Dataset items
## Start
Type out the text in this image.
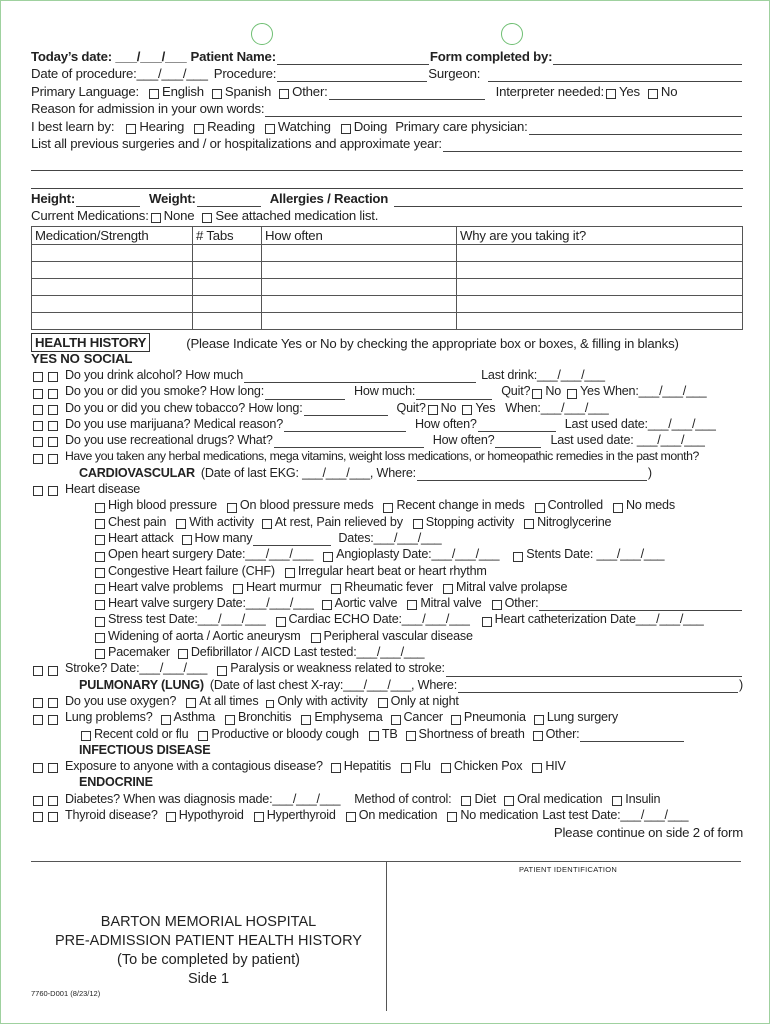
Today’s date: ___/___/___ Patient Name:	Form completed by:
Date of procedure:___/___/___ Procedure:	Surgeon:
Primary Language: English Spanish Other:	Interpreter needed: Yes No
Reason for admission in your own words:
I best learn by: Hearing Reading Watching Doing Primary care physician:
List all previous surgeries and / or hospitalizations and approximate year:
Height:	Weight:	Allergies / Reaction
Current Medications: None See attached medication list.
Medication/Strength	# Tabs	How often	Why are you taking it?

HEALTH HISTORY	(Please Indicate Yes or No by checking the appropriate box or boxes, & filling in blanks)
YES NO SOCIAL
Do you drink alcohol? How much	Last drink:___/___/___
Do you or did you smoke? How long:	How much:	Quit? No Yes When:___/___/___
Do you or did you chew tobacco? How long:	Quit? No Yes When:___/___/___
Do you use marijuana? Medical reason?	How often?	Last used date:___/___/___
Do you use recreational drugs? What?	How often?	Last used date: ___/___/___
Have you taken any herbal medications, mega vitamins, weight loss medications, or homeopathic remedies in the past month?
CARDIOVASCULAR (Date of last EKG: ___/___/___, Where:	)
Heart disease
High blood pressure On blood pressure meds Recent change in meds Controlled No meds
Chest pain With activity At rest, Pain relieved by Stopping activity Nitroglycerine
Heart attack How many	Dates:___/___/___
Open heart surgery Date:___/___/___ Angioplasty Date:___/___/___ Stents Date: ___/___/___
Congestive Heart failure (CHF) Irregular heart beat or heart rhythm
Heart valve problems Heart murmur Rheumatic fever Mitral valve prolapse
Heart valve surgery Date:___/___/___ Aortic valve Mitral valve Other:
Stress test Date:___/___/___ Cardiac ECHO Date:___/___/___ Heart catheterization Date___/___/___
Widening of aorta / Aortic aneurysm Peripheral vascular disease
Pacemaker Defibrillator / AICD Last tested:___/___/___
Stroke? Date:___/___/___ Paralysis or weakness related to stroke:
PULMONARY (LUNG) (Date of last chest X-ray:___/___/___, Where:	)
Do you use oxygen? At all times Only with activity Only at night
Lung problems? Asthma Bronchitis Emphysema Cancer Pneumonia Lung surgery
Recent cold or flu Productive or bloody cough TB Shortness of breath Other:
INFECTIOUS DISEASE
Exposure to anyone with a contagious disease? Hepatitis Flu Chicken Pox HIV
ENDOCRINE
Diabetes? When was diagnosis made:___/___/___ Method of control: Diet Oral medication Insulin
Thyroid disease? Hypothyroid Hyperthyroid On medication No medication Last test Date:___/___/___
Please continue on side 2 of form
PATIENT IDENTIFICATION
BARTON MEMORIAL HOSPITAL
PRE-ADMISSION PATIENT HEALTH HISTORY
(To be completed by patient)
Side 1
7760-D001 (8/23/12)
## End
TASK
Print each entry shown above with exact wording and no pictures.

ANSWER
Type out the text in this image.
Today’s date: ___/___/___ Patient Name:	Form completed by:
Date of procedure:___/___/___ Procedure:	Surgeon:
Primary Language: English Spanish Other:	Interpreter needed: Yes No
Reason for admission in your own words:
I best learn by: Hearing Reading Watching Doing Primary care physician:
List all previous surgeries and / or hospitalizations and approximate year:
Height:	Weight:	Allergies / Reaction
Current Medications: None See attached medication list.
Medication/Strength	# Tabs	How often	Why are you taking it?

HEALTH HISTORY	(Please Indicate Yes or No by checking the appropriate box or boxes, & filling in blanks)
YES NO SOCIAL
Do you drink alcohol? How much	Last drink:___/___/___
Do you or did you smoke? How long:	How much:	Quit? No Yes When:___/___/___
Do you or did you chew tobacco? How long:	Quit? No Yes When:___/___/___
Do you use marijuana? Medical reason?	How often?	Last used date:___/___/___
Do you use recreational drugs? What?	How often?	Last used date: ___/___/___
Have you taken any herbal medications, mega vitamins, weight loss medications, or homeopathic remedies in the past month?
CARDIOVASCULAR (Date of last EKG: ___/___/___, Where:	)
Heart disease
High blood pressure On blood pressure meds Recent change in meds Controlled No meds
Chest pain With activity At rest, Pain relieved by Stopping activity Nitroglycerine
Heart attack How many	Dates:___/___/___
Open heart surgery Date:___/___/___ Angioplasty Date:___/___/___ Stents Date: ___/___/___
Congestive Heart failure (CHF) Irregular heart beat or heart rhythm
Heart valve problems Heart murmur Rheumatic fever Mitral valve prolapse
Heart valve surgery Date:___/___/___ Aortic valve Mitral valve Other:
Stress test Date:___/___/___ Cardiac ECHO Date:___/___/___ Heart catheterization Date___/___/___
Widening of aorta / Aortic aneurysm Peripheral vascular disease
Pacemaker Defibrillator / AICD Last tested:___/___/___
Stroke? Date:___/___/___ Paralysis or weakness related to stroke:
PULMONARY (LUNG) (Date of last chest X-ray:___/___/___, Where:	)
Do you use oxygen? At all times Only with activity Only at night
Lung problems? Asthma Bronchitis Emphysema Cancer Pneumonia Lung surgery
Recent cold or flu Productive or bloody cough TB Shortness of breath Other:
INFECTIOUS DISEASE
Exposure to anyone with a contagious disease? Hepatitis Flu Chicken Pox HIV
ENDOCRINE
Diabetes? When was diagnosis made:___/___/___ Method of control: Diet Oral medication Insulin
Thyroid disease? Hypothyroid Hyperthyroid On medication No medication Last test Date:___/___/___
Please continue on side 2 of form
PATIENT IDENTIFICATION
BARTON MEMORIAL HOSPITAL
PRE-ADMISSION PATIENT HEALTH HISTORY
(To be completed by patient)
Side 1
7760-D001 (8/23/12)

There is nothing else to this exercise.